Longitudinal viral load outcomes of adults with HIV after detectable viremia on tenofovir, lamivudine, and dolutegravir

Abstract

Background: To inform optimal management of HIV viremia on tenofovir, lamivudine, and dolutegravir (TLD), we examined viral load (VL) outcomes of a large cohort of adult PWH on TLD in Nigeria. Methods: We conducted a retrospective study of adult PWH who had ≥1 VL after initiating TLD during January 2017–February 2023. VLs were categorized as undetectable (≤50 copies/ml), low low-level viremia (LLV, 51–199 copies/ml), high LLV (200–999 copies/ml), virologic nonsuppression (VLNS, ≥1000 copies/ml), and virologic failure (VF, ≥2 consecutive VLNS results). Among patients with ≥2 VLs on TLD, we described how viremia changed over time and examined virologic outcomes after VF. We identified predictors of subsequent VLNS using mixed-effects logistic regression and conducted planned contrasts between levels of VL result and regimen types. Results: Analysis of 82,984 VL pairs from 47,531 patients demonstrated viral resuppression to ≤50 copies/ml at follow-up VL in 66.7% of those with initial low LLV, 59.1% of those with initial high LLV, and 48.9% of those with initial VLNS. Of 662 patients with a follow-up VL after VF, 94.6% stayed on TLD; of which 57.8% (359/621) were undetectable at next VL without regimen change. Previous low LLV [adjusted odds ratio (aOR) 1.74, 1.56–1.93], high LLV (aOR 2.35, 2.08–2.65), and VLNS (aOR 6.45, 5.81–7.16) were associated with increasingly higher odds of subsequent VLNS, whereas a previously undetectable VL (aOR 1.08, 0.99–1.71) on TLD was not. Conclusions: Despite increased odds of subsequent VLNS, most PWH with detectable viremia on TLD, including those with VF, will resuppress to an undetectable VL without a regimen change.

(Document layout detection data)
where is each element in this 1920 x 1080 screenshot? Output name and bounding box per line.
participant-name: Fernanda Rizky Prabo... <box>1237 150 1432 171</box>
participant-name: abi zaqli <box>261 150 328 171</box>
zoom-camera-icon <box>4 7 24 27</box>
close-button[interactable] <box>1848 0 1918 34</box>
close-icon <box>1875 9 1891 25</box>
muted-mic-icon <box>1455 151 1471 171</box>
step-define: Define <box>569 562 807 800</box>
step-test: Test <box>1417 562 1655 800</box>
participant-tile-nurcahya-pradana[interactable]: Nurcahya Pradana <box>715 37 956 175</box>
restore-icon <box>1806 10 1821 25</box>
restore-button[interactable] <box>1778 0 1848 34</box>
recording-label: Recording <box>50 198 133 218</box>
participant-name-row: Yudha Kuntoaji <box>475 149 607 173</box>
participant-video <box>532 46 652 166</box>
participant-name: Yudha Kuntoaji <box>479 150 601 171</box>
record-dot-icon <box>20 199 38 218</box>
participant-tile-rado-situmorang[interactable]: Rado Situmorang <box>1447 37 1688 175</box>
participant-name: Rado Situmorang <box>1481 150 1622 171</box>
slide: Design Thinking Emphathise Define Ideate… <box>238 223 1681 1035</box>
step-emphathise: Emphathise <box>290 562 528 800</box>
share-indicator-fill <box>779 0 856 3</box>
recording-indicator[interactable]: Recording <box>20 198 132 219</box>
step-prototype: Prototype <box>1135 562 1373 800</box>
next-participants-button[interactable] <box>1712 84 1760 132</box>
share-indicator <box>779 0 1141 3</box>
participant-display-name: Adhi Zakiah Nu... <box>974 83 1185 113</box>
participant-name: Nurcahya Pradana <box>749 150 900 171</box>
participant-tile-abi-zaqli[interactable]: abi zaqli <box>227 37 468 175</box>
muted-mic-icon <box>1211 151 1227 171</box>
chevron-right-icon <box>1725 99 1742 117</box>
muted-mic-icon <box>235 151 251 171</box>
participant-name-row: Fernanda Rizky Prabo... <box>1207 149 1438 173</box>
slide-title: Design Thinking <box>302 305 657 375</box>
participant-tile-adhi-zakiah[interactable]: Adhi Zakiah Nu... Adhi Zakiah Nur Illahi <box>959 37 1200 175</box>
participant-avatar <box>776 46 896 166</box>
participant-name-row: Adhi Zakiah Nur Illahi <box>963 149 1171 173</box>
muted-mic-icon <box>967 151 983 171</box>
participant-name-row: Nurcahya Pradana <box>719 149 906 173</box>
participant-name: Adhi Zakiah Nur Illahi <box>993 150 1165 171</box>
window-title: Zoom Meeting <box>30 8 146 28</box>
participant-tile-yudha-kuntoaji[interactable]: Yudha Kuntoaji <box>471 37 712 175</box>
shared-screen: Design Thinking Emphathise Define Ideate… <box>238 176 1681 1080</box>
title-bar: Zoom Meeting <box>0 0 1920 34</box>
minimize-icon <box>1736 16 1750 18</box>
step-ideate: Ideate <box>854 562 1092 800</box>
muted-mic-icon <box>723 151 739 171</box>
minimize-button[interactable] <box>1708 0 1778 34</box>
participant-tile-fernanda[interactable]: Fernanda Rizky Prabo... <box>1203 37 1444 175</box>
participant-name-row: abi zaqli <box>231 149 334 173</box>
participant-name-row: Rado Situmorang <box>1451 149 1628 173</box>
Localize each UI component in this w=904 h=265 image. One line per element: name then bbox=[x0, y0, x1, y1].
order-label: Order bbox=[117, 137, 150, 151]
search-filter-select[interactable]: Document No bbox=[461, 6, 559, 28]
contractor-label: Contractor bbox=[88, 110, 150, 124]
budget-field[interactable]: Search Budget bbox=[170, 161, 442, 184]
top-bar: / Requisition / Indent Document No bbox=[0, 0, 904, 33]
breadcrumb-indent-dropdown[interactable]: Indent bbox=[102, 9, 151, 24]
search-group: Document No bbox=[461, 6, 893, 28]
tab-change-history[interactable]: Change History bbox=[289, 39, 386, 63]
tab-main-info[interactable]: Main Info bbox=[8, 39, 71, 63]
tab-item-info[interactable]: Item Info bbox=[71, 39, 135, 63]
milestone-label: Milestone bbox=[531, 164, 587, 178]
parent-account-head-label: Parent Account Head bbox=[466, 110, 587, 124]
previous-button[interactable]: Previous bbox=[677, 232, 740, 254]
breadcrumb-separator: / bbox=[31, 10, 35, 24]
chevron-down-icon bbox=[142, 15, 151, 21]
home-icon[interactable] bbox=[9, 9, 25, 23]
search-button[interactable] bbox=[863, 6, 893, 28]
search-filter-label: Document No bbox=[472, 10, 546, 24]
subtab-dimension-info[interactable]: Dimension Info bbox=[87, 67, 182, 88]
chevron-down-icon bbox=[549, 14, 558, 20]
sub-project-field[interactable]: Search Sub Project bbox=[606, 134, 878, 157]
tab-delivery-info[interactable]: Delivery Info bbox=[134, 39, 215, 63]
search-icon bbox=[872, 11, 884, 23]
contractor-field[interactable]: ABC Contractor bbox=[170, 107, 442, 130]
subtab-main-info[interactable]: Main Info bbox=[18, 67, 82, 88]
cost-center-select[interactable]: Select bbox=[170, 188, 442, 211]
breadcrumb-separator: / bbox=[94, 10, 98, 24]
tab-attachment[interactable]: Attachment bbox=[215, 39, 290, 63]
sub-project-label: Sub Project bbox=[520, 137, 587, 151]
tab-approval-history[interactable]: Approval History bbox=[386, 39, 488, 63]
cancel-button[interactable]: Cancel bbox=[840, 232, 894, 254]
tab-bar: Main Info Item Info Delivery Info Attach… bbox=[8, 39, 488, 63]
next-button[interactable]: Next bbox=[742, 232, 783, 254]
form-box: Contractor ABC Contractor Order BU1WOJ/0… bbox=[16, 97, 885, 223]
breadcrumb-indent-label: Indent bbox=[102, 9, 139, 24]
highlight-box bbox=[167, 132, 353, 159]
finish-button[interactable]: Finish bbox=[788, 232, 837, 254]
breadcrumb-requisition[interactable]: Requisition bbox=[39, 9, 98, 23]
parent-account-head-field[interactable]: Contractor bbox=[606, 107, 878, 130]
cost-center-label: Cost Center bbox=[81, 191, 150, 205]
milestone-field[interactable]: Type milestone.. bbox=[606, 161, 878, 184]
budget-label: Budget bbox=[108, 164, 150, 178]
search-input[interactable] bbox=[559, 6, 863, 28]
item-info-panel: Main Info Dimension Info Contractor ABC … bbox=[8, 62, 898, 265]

## Exercise directions
Please give the percentage of patients with initial high LLV who resuppressed to ≤50 copies/ml at follow-up VL, according to the abstract on HIV viral load outcomes.

## Written response
59.1%